╔══
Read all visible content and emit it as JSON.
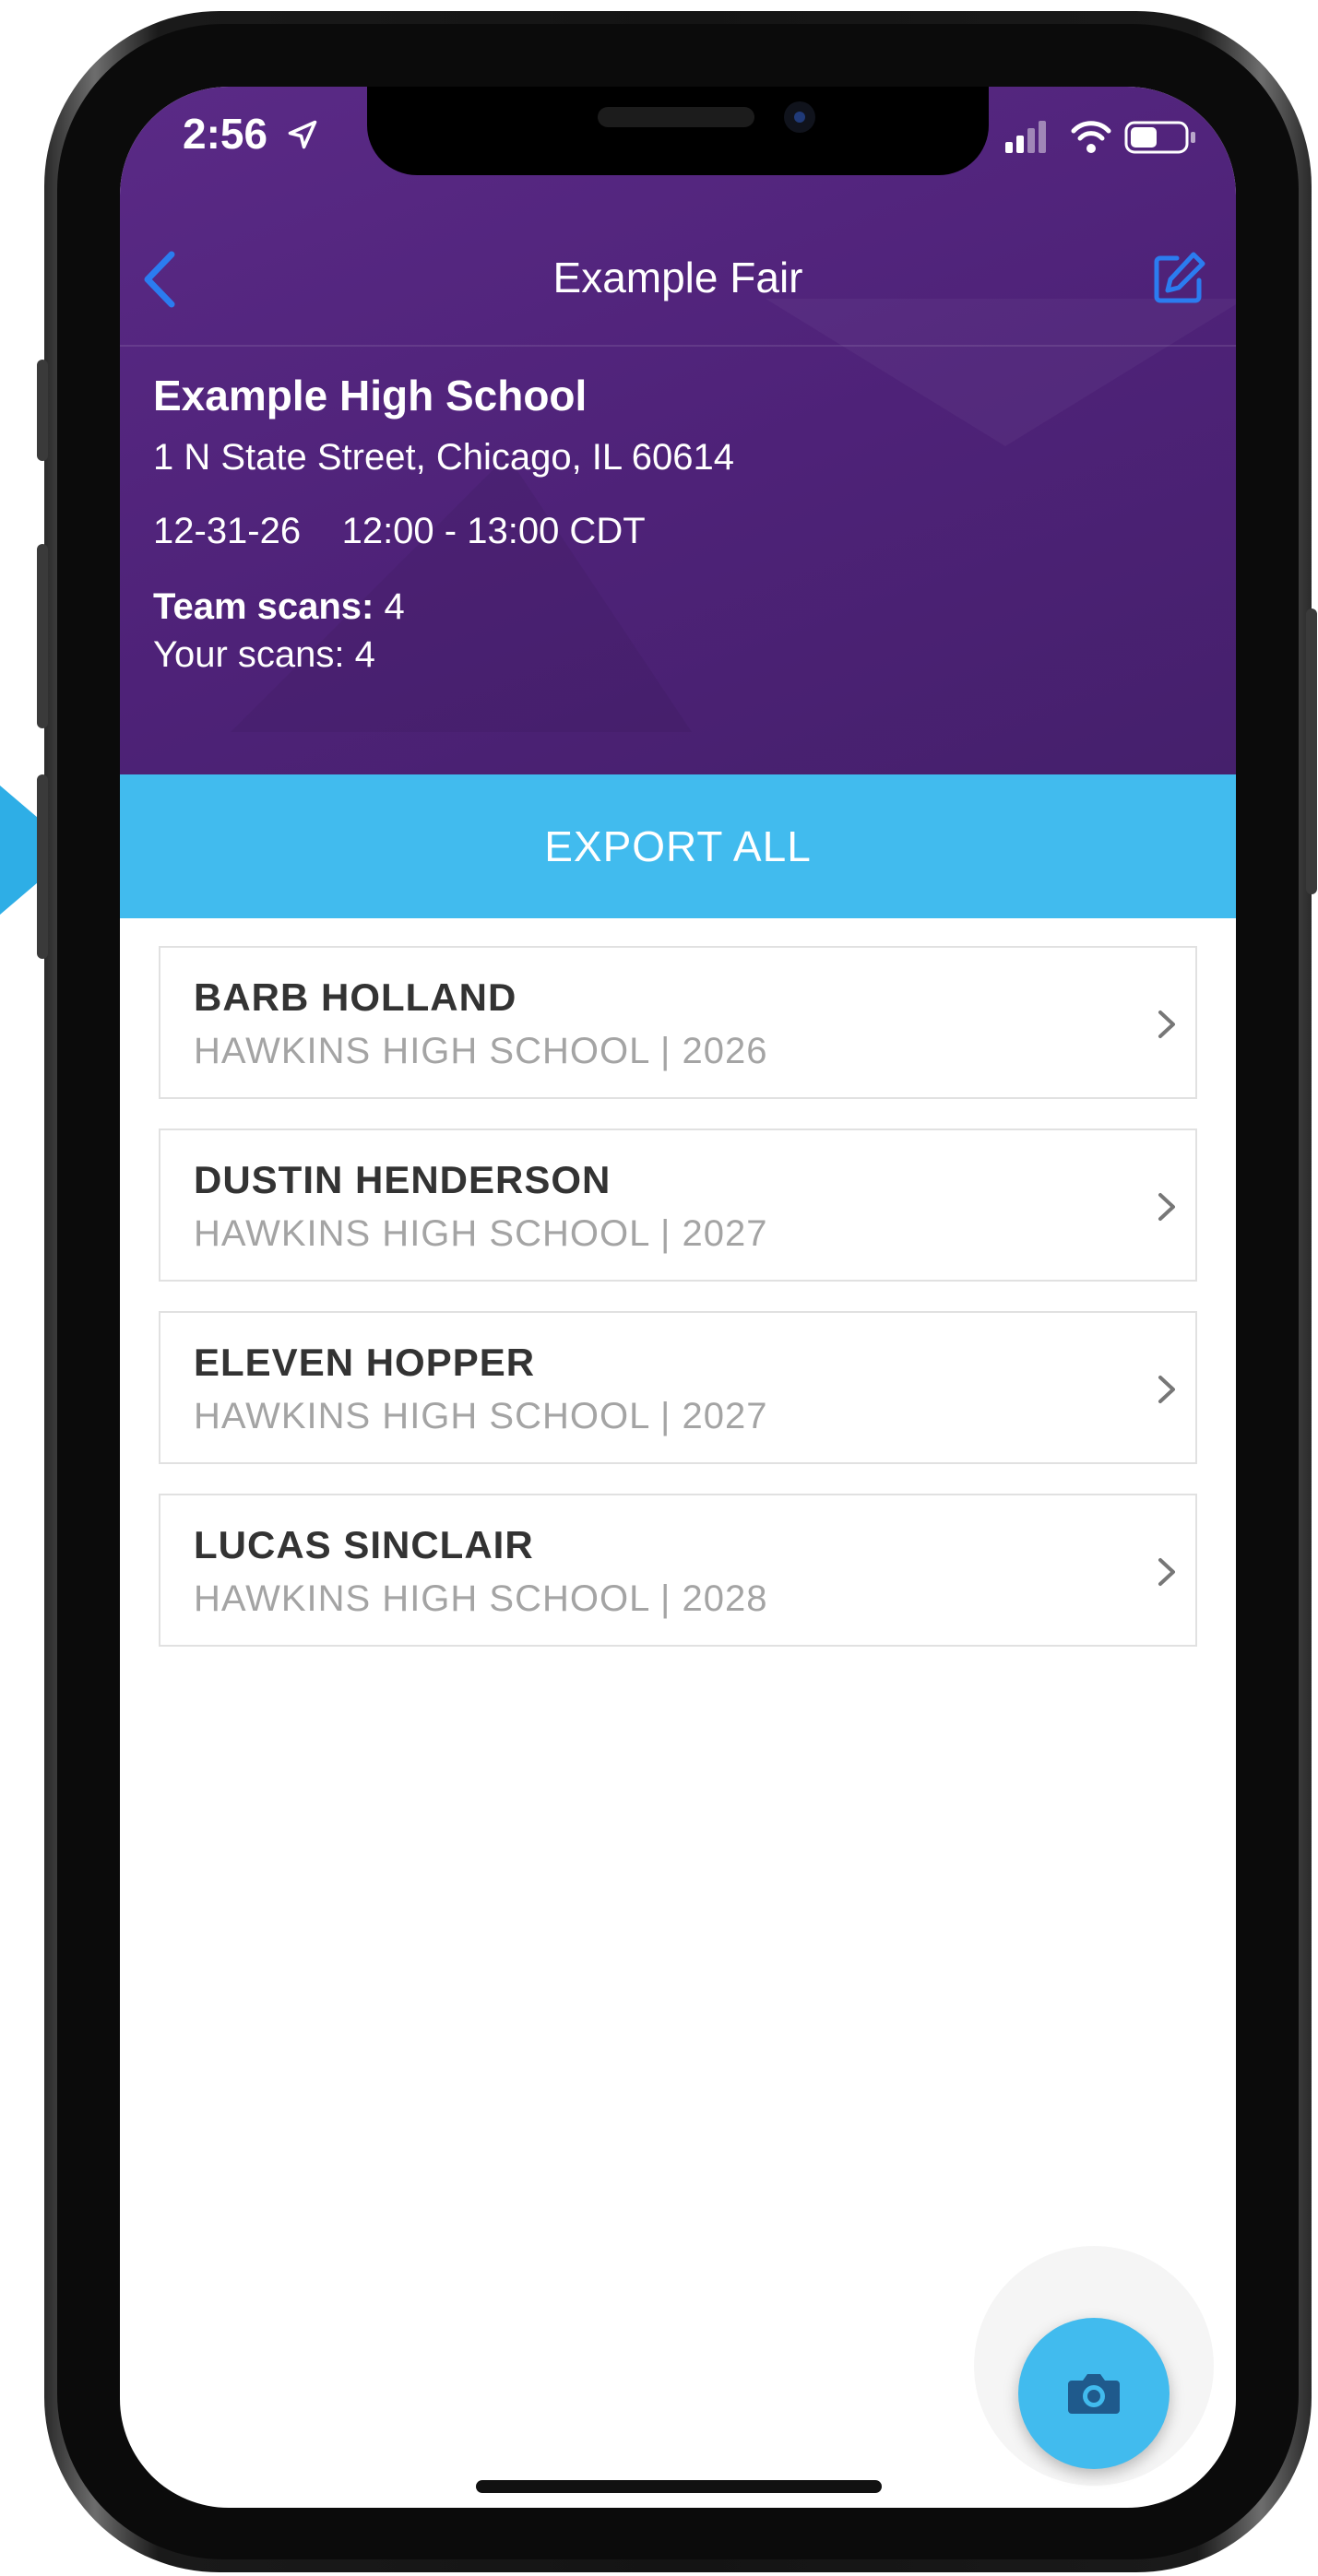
{
  "status_bar": {
    "time": "2:56"
  },
  "nav": {
    "title": "Example Fair"
  },
  "event": {
    "school": "Example High School",
    "address": "1 N State Street, Chicago, IL 60614",
    "date": "12-31-26",
    "time_range": "12:00 - 13:00 CDT",
    "team_scans_label": "Team scans:",
    "team_scans_value": "4",
    "your_scans_label": "Your scans:",
    "your_scans_value": "4"
  },
  "export_label": "EXPORT ALL",
  "students": [
    {
      "name": "BARB HOLLAND",
      "detail": "HAWKINS HIGH SCHOOL | 2026"
    },
    {
      "name": "DUSTIN HENDERSON",
      "detail": "HAWKINS HIGH SCHOOL | 2027"
    },
    {
      "name": "ELEVEN HOPPER",
      "detail": "HAWKINS HIGH SCHOOL | 2027"
    },
    {
      "name": "LUCAS SINCLAIR",
      "detail": "HAWKINS HIGH SCHOOL | 2028"
    }
  ],
  "colors": {
    "header_purple": "#4e2278",
    "accent_blue": "#41bbee",
    "ios_blue": "#2b7cf0"
  },
  "icons": {
    "back": "chevron-left-icon",
    "edit": "edit-icon",
    "camera": "camera-icon",
    "location": "location-arrow-icon",
    "chevron": "chevron-right-icon"
  }
}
╚══
*GIVEN INSTRUCTION:* Output the full set of records above without changing a word, and drop the images.

*RESULT BELOW:*
Read all visible content and emit it as JSON.
{
  "status_bar": {
    "time": "2:56"
  },
  "nav": {
    "title": "Example Fair"
  },
  "event": {
    "school": "Example High School",
    "address": "1 N State Street, Chicago, IL 60614",
    "date": "12-31-26",
    "time_range": "12:00 - 13:00 CDT",
    "team_scans_label": "Team scans:",
    "team_scans_value": "4",
    "your_scans_label": "Your scans:",
    "your_scans_value": "4"
  },
  "export_label": "EXPORT ALL",
  "students": [
    {
      "name": "BARB HOLLAND",
      "detail": "HAWKINS HIGH SCHOOL | 2026"
    },
    {
      "name": "DUSTIN HENDERSON",
      "detail": "HAWKINS HIGH SCHOOL | 2027"
    },
    {
      "name": "ELEVEN HOPPER",
      "detail": "HAWKINS HIGH SCHOOL | 2027"
    },
    {
      "name": "LUCAS SINCLAIR",
      "detail": "HAWKINS HIGH SCHOOL | 2028"
    }
  ],
  "colors": {
    "header_purple": "#4e2278",
    "accent_blue": "#41bbee",
    "ios_blue": "#2b7cf0"
  },
  "icons": {
    "back": "chevron-left-icon",
    "edit": "edit-icon",
    "camera": "camera-icon",
    "location": "location-arrow-icon",
    "chevron": "chevron-right-icon"
  }
}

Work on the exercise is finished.